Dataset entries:
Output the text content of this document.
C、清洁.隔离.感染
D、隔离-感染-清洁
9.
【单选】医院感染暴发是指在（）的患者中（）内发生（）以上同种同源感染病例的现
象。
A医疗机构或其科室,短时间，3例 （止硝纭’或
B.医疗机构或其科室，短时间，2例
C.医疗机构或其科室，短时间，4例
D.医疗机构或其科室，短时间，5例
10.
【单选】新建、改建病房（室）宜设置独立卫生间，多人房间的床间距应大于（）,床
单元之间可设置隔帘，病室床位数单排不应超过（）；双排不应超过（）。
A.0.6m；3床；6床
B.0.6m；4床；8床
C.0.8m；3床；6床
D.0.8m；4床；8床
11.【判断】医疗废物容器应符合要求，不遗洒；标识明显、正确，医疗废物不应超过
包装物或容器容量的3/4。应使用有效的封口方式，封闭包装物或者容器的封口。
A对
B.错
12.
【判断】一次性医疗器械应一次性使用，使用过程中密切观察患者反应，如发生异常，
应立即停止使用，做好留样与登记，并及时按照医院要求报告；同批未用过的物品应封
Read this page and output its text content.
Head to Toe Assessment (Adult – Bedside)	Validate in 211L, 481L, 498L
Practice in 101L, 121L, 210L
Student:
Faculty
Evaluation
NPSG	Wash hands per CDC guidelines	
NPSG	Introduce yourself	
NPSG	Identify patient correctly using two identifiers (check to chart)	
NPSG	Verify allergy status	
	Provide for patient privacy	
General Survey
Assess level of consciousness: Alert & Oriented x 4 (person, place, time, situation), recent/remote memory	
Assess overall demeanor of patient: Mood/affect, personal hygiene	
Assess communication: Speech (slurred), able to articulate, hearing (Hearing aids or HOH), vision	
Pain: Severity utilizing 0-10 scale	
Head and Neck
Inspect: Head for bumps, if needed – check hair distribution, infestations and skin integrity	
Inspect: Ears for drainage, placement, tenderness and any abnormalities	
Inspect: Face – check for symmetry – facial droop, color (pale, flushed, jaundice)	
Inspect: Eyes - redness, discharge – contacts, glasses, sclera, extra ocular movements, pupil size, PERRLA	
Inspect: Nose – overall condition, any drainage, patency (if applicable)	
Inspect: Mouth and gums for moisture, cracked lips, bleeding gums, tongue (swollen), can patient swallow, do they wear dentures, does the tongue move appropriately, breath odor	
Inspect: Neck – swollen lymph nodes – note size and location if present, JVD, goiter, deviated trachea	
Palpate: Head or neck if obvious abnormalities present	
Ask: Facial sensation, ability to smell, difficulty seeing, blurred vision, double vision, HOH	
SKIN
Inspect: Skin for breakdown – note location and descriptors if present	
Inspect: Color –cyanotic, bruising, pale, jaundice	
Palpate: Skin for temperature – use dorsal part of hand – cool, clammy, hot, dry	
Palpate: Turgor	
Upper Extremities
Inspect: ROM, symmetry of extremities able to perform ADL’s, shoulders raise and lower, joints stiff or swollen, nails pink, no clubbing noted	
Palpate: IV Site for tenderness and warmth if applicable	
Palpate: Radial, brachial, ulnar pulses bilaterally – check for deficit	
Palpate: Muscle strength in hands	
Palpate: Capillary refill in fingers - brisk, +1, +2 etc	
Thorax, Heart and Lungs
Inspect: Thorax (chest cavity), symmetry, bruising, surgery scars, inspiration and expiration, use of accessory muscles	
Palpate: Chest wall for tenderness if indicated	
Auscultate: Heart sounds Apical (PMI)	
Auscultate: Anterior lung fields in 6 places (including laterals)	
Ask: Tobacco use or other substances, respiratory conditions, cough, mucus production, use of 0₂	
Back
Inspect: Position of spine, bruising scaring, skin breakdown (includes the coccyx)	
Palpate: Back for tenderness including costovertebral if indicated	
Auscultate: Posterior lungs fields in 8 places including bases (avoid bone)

WHAT TO PRODUCE
Working from the listing above, pick out every line that has "drainage" and copy it.

WORKED SOLUTION
Inspect: Ears for drainage, placement, tenderness and any abnormalities	
Inspect: Nose – overall condition, any drainage, patency (if applicable)	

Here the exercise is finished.